**WHAT THE TASK REQUIRES:** Looking at the data below, count the lines that contain the string "Stacked". Write only the total.
─── SUPPLIED MATERIAL ───
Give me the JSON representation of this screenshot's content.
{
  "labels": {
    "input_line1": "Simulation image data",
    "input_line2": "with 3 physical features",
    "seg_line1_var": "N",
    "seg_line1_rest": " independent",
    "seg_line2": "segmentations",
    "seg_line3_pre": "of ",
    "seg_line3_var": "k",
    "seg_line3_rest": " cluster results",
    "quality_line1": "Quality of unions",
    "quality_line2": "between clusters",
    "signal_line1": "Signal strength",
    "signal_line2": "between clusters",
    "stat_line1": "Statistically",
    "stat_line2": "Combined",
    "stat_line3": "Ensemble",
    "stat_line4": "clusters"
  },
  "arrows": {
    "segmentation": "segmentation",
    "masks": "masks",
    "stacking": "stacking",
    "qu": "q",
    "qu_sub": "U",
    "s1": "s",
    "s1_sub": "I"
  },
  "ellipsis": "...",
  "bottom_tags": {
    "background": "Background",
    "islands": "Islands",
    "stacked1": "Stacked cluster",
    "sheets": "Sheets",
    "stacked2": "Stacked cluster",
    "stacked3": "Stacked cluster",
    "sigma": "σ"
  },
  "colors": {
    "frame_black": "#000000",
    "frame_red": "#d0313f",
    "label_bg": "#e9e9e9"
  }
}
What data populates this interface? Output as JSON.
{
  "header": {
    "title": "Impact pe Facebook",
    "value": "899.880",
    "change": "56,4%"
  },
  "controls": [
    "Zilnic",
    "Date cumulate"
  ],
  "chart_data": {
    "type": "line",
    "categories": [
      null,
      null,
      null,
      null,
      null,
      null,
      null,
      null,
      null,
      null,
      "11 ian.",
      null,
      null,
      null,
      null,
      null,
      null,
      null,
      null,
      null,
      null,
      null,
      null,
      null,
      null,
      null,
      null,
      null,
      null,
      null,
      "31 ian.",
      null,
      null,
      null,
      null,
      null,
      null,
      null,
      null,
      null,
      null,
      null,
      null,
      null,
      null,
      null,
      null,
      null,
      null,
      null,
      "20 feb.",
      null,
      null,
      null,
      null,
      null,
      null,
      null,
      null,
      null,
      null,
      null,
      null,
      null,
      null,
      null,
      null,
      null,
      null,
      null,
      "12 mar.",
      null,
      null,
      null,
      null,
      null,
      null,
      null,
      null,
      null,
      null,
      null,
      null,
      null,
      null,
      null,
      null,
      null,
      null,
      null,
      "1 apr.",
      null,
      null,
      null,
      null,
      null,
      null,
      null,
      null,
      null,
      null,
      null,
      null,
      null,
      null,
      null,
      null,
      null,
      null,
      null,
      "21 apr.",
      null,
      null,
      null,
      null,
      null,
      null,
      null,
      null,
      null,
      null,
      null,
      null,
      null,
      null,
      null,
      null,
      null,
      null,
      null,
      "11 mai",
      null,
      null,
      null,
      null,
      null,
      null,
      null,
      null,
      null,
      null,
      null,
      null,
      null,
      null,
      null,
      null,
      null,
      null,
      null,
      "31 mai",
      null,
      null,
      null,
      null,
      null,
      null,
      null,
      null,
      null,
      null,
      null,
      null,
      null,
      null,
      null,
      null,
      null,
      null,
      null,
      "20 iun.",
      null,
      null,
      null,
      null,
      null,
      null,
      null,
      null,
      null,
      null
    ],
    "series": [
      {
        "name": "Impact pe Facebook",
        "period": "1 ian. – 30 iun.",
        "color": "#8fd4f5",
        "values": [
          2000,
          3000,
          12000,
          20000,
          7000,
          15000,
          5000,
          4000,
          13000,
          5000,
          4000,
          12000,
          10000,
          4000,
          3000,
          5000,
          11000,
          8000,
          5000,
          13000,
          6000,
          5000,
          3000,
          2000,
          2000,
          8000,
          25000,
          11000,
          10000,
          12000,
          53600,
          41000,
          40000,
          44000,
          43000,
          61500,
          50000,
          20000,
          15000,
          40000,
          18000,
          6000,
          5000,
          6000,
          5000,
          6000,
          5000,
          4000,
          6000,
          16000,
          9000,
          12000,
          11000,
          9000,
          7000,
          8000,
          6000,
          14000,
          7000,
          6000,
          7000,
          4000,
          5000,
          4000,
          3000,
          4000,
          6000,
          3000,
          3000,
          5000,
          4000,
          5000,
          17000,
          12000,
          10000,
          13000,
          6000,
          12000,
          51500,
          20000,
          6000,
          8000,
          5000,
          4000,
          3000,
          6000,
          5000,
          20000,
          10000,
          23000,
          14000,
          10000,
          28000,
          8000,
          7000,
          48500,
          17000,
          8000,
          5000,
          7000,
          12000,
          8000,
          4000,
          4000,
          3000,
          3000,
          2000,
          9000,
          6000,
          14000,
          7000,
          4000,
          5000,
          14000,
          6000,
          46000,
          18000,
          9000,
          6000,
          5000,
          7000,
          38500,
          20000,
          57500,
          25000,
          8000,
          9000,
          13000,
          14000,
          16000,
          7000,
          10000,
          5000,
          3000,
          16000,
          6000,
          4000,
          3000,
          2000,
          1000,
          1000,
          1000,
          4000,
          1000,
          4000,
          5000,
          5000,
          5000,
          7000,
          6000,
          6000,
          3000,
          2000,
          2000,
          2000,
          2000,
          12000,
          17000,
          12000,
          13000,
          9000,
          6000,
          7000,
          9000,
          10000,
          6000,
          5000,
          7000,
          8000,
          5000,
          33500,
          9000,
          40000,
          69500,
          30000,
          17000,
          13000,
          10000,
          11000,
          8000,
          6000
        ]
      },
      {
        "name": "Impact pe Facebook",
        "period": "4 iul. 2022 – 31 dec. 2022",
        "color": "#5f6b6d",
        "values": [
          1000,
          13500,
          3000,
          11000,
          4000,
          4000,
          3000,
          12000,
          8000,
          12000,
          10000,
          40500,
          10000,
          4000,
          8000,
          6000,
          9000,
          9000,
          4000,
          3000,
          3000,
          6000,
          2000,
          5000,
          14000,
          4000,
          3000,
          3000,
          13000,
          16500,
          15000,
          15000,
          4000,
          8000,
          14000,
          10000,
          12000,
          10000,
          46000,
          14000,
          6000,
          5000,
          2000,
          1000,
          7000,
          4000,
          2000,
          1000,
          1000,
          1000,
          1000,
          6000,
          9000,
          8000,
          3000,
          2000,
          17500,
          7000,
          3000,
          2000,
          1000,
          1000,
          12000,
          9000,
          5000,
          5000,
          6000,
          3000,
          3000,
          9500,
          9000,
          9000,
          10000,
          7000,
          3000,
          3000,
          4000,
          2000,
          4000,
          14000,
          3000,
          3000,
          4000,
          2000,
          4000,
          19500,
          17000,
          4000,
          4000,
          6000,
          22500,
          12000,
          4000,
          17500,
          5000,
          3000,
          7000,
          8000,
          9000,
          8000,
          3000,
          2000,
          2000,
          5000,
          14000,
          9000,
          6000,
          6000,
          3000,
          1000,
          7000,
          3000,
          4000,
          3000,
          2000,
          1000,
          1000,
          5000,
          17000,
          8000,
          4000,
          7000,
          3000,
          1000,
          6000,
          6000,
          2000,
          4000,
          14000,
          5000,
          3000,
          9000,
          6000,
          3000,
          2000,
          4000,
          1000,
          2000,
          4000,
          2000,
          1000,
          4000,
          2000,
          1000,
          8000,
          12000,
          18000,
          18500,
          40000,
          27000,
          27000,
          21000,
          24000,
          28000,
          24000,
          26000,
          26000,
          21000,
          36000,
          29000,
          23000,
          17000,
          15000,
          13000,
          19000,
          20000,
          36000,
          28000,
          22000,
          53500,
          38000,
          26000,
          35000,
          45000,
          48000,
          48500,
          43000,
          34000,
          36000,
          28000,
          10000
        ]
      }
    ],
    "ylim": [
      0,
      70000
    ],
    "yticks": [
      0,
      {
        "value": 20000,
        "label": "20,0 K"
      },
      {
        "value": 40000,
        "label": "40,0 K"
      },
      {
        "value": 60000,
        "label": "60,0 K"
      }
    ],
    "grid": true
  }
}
───
**TASK SOLUTION:** 3